For every line in the records that has the word "glycogen", make a copy.
******
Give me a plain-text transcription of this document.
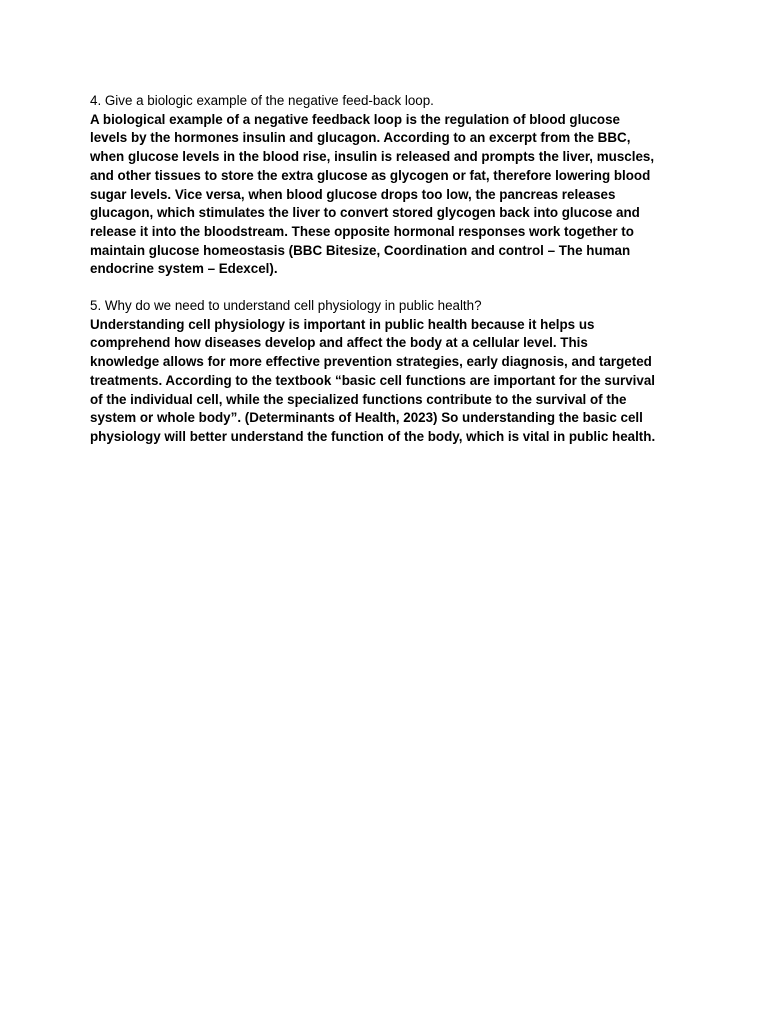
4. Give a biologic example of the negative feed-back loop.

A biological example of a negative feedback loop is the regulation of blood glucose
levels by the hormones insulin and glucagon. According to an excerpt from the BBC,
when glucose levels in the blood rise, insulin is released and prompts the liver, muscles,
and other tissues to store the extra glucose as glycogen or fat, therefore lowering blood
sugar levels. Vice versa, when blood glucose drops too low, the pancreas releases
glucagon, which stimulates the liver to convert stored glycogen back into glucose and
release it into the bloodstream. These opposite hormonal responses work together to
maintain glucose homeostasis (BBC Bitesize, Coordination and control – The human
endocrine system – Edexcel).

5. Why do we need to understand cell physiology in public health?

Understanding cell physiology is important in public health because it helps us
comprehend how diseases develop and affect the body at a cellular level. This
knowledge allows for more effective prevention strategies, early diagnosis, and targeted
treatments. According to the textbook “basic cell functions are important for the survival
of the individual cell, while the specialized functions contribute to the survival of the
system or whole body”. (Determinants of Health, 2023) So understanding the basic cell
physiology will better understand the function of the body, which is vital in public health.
******
:: Solution for this exercise ::
and other tissues to store the extra glucose as glycogen or fat, therefore lowering blood
glucagon, which stimulates the liver to convert stored glycogen back into glucose and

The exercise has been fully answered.